# Entries taken from a collection

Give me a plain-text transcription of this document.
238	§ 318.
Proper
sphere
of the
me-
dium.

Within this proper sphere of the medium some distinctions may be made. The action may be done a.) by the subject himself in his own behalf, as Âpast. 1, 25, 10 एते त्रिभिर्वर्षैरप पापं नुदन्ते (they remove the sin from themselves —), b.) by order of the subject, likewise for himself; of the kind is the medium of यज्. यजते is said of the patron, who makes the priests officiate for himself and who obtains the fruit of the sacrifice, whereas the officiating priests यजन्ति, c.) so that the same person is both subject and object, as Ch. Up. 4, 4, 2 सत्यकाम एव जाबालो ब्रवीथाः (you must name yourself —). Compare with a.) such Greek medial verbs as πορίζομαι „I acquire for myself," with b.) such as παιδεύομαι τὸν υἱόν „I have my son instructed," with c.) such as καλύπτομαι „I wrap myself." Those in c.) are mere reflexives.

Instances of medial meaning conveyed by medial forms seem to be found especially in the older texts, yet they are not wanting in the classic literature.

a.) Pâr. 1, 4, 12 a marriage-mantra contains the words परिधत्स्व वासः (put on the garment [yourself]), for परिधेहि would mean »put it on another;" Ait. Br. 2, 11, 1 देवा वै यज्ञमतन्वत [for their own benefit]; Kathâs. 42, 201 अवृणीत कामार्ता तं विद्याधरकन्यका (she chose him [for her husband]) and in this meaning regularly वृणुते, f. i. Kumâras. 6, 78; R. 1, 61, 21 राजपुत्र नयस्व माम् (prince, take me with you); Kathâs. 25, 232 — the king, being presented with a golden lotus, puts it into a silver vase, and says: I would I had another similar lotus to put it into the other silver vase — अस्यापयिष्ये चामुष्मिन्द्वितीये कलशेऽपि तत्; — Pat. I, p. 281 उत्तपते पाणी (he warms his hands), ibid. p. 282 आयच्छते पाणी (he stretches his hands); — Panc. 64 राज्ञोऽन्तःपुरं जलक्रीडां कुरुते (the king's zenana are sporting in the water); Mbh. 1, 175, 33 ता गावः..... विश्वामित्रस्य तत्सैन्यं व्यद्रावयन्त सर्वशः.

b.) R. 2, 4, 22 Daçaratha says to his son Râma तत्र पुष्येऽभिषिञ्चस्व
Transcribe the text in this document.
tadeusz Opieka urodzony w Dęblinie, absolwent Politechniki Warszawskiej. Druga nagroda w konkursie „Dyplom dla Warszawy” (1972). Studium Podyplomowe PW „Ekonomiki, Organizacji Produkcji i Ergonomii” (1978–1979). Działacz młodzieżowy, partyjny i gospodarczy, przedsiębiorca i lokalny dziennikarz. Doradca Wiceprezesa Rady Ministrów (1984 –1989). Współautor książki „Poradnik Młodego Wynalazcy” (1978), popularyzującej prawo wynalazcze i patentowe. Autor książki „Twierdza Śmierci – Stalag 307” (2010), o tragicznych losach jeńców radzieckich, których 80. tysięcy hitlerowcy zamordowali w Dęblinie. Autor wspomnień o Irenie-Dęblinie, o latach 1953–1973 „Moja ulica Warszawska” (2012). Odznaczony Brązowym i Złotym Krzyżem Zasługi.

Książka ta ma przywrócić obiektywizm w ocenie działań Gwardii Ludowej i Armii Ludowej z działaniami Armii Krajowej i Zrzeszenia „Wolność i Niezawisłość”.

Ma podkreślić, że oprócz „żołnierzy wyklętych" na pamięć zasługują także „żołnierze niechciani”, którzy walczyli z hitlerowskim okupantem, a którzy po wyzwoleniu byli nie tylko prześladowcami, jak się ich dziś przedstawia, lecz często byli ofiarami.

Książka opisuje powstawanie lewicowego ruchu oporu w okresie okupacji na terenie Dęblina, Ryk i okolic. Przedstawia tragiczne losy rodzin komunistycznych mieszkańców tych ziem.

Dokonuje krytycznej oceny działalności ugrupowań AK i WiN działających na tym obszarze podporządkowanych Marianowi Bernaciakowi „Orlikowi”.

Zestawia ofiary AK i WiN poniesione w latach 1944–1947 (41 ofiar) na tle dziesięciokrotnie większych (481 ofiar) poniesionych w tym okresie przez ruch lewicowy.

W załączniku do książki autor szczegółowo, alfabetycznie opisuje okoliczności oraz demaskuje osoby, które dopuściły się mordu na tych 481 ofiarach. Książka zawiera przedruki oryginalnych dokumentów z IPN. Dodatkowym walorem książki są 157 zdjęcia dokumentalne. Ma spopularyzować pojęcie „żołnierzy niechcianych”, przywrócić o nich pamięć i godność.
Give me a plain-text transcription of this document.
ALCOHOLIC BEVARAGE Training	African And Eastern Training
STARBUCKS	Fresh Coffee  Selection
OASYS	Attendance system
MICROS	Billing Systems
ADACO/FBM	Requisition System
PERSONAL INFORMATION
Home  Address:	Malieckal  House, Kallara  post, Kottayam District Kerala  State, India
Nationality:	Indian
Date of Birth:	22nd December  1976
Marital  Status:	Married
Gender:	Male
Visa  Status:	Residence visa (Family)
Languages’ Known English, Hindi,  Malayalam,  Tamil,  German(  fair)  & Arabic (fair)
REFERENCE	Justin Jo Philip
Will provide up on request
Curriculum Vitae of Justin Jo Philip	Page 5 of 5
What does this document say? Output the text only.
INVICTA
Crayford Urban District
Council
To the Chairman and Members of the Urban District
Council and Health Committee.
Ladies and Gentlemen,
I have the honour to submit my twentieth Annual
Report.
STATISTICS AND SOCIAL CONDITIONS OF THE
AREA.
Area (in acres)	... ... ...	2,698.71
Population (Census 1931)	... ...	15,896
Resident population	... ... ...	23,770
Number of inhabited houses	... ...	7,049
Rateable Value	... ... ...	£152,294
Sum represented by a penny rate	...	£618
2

# DIRECTIVE
Search the entries for "Philip" and copy out each line that has it.

# TASK ANSWER
REFERENCE	Justin Jo Philip
Curriculum Vitae of Justin Jo Philip	Page 5 of 5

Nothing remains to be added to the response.